| TASK DIRECTIONS |
Each record below must be returned exactly as shown.

━━━━━━━━━━━━━━━━━━━━

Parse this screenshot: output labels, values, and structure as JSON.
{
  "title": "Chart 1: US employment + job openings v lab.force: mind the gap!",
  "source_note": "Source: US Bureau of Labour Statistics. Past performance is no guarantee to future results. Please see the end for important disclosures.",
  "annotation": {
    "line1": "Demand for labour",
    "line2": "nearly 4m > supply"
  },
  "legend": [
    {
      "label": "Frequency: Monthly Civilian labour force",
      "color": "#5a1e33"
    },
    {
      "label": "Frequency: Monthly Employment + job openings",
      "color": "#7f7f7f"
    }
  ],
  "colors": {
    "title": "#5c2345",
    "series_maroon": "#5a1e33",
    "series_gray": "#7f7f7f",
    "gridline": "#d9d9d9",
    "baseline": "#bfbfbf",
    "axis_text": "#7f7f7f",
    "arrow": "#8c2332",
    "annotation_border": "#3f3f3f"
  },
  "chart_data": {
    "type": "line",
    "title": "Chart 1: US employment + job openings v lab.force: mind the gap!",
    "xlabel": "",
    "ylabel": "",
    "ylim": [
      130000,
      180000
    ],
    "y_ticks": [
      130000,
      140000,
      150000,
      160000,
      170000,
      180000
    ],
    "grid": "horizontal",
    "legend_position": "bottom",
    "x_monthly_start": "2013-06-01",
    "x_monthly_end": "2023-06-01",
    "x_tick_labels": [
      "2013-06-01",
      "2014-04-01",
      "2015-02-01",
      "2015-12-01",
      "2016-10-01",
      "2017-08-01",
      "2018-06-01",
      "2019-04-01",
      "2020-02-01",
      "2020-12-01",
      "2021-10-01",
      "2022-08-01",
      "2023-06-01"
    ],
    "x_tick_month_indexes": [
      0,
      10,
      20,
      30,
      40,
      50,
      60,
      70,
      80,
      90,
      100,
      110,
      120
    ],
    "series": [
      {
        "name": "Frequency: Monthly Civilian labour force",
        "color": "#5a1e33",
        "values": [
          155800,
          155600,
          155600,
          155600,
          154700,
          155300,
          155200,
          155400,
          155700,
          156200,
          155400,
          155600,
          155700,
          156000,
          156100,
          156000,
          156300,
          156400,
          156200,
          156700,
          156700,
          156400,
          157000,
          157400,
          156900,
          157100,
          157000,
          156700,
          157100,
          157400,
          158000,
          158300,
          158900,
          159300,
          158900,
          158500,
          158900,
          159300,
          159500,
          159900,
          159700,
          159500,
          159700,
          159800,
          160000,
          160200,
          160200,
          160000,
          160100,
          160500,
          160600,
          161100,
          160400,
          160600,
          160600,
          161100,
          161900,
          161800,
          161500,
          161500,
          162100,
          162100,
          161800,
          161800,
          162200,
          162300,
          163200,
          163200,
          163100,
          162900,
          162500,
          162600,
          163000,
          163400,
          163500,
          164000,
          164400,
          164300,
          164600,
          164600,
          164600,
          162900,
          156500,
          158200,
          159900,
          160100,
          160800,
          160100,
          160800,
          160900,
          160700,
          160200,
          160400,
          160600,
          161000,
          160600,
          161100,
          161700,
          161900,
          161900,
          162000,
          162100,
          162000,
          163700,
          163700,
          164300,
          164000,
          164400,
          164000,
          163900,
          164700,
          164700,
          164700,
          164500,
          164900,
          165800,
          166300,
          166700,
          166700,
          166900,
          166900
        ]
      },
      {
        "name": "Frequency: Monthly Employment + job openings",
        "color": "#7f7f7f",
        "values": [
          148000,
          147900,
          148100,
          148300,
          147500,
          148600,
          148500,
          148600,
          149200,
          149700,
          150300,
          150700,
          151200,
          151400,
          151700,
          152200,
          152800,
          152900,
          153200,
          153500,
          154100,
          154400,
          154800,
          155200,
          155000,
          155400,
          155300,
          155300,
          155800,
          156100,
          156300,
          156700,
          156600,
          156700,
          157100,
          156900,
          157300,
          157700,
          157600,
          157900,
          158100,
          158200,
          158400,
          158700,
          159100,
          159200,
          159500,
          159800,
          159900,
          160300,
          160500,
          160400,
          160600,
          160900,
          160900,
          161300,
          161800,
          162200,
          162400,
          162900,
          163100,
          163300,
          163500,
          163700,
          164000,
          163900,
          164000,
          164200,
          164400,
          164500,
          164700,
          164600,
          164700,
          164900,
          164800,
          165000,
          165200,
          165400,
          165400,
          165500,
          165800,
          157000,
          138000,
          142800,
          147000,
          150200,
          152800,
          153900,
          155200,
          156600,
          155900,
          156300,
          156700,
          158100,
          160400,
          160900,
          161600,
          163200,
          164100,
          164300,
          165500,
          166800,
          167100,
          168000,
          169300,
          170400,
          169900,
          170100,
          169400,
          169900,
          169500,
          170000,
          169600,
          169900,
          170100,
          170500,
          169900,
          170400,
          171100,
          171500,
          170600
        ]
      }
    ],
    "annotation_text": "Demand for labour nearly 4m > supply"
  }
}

━━━━━━━━━━━━━━━━━━━━

| IN RESPONSE |
Parse this screenshot: output labels, values, and structure as JSON.
{
  "title": "Chart 1: US employment + job openings v lab.force: mind the gap!",
  "source_note": "Source: US Bureau of Labour Statistics. Past performance is no guarantee to future results. Please see the end for important disclosures.",
  "annotation": {
    "line1": "Demand for labour",
    "line2": "nearly 4m > supply"
  },
  "legend": [
    {
      "label": "Frequency: Monthly Civilian labour force",
      "color": "#5a1e33"
    },
    {
      "label": "Frequency: Monthly Employment + job openings",
      "color": "#7f7f7f"
    }
  ],
  "colors": {
    "title": "#5c2345",
    "series_maroon": "#5a1e33",
    "series_gray": "#7f7f7f",
    "gridline": "#d9d9d9",
    "baseline": "#bfbfbf",
    "axis_text": "#7f7f7f",
    "arrow": "#8c2332",
    "annotation_border": "#3f3f3f"
  },
  "chart_data": {
    "type": "line",
    "title": "Chart 1: US employment + job openings v lab.force: mind the gap!",
    "xlabel": "",
    "ylabel": "",
    "ylim": [
      130000,
      180000
    ],
    "y_ticks": [
      130000,
      140000,
      150000,
      160000,
      170000,
      180000
    ],
    "grid": "horizontal",
    "legend_position": "bottom",
    "x_monthly_start": "2013-06-01",
    "x_monthly_end": "2023-06-01",
    "x_tick_labels": [
      "2013-06-01",
      "2014-04-01",
      "2015-02-01",
      "2015-12-01",
      "2016-10-01",
      "2017-08-01",
      "2018-06-01",
      "2019-04-01",
      "2020-02-01",
      "2020-12-01",
      "2021-10-01",
      "2022-08-01",
      "2023-06-01"
    ],
    "x_tick_month_indexes": [
      0,
      10,
      20,
      30,
      40,
      50,
      60,
      70,
      80,
      90,
      100,
      110,
      120
    ],
    "series": [
      {
        "name": "Frequency: Monthly Civilian labour force",
        "color": "#5a1e33",
        "values": [
          155800,
          155600,
          155600,
          155600,
          154700,
          155300,
          155200,
          155400,
          155700,
          156200,
          155400,
          155600,
          155700,
          156000,
          156100,
          156000,
          156300,
          156400,
          156200,
          156700,
          156700,
          156400,
          157000,
          157400,
          156900,
          157100,
          157000,
          156700,
          157100,
          157400,
          158000,
          158300,
          158900,
          159300,
          158900,
          158500,
          158900,
          159300,
          159500,
          159900,
          159700,
          159500,
          159700,
          159800,
          160000,
          160200,
          160200,
          160000,
          160100,
          160500,
          160600,
          161100,
          160400,
          160600,
          160600,
          161100,
          161900,
          161800,
          161500,
          161500,
          162100,
          162100,
          161800,
          161800,
          162200,
          162300,
          163200,
          163200,
          163100,
          162900,
          162500,
          162600,
          163000,
          163400,
          163500,
          164000,
          164400,
          164300,
          164600,
          164600,
          164600,
          162900,
          156500,
          158200,
          159900,
          160100,
          160800,
          160100,
          160800,
          160900,
          160700,
          160200,
          160400,
          160600,
          161000,
          160600,
          161100,
          161700,
          161900,
          161900,
          162000,
          162100,
          162000,
          163700,
          163700,
          164300,
          164000,
          164400,
          164000,
          163900,
          164700,
          164700,
          164700,
          164500,
          164900,
          165800,
          166300,
          166700,
          166700,
          166900,
          166900
        ]
      },
      {
        "name": "Frequency: Monthly Employment + job openings",
        "color": "#7f7f7f",
        "values": [
          148000,
          147900,
          148100,
          148300,
          147500,
          148600,
          148500,
          148600,
          149200,
          149700,
          150300,
          150700,
          151200,
          151400,
          151700,
          152200,
          152800,
          152900,
          153200,
          153500,
          154100,
          154400,
          154800,
          155200,
          155000,
          155400,
          155300,
          155300,
          155800,
          156100,
          156300,
          156700,
          156600,
          156700,
          157100,
          156900,
          157300,
          157700,
          157600,
          157900,
          158100,
          158200,
          158400,
          158700,
          159100,
          159200,
          159500,
          159800,
          159900,
          160300,
          160500,
          160400,
          160600,
          160900,
          160900,
          161300,
          161800,
          162200,
          162400,
          162900,
          163100,
          163300,
          163500,
          163700,
          164000,
          163900,
          164000,
          164200,
          164400,
          164500,
          164700,
          164600,
          164700,
          164900,
          164800,
          165000,
          165200,
          165400,
          165400,
          165500,
          165800,
          157000,
          138000,
          142800,
          147000,
          150200,
          152800,
          153900,
          155200,
          156600,
          155900,
          156300,
          156700,
          158100,
          160400,
          160900,
          161600,
          163200,
          164100,
          164300,
          165500,
          166800,
          167100,
          168000,
          169300,
          170400,
          169900,
          170100,
          169400,
          169900,
          169500,
          170000,
          169600,
          169900,
          170100,
          170500,
          169900,
          170400,
          171100,
          171500,
          170600
        ]
      }
    ],
    "annotation_text": "Demand for labour nearly 4m > supply"
  }
}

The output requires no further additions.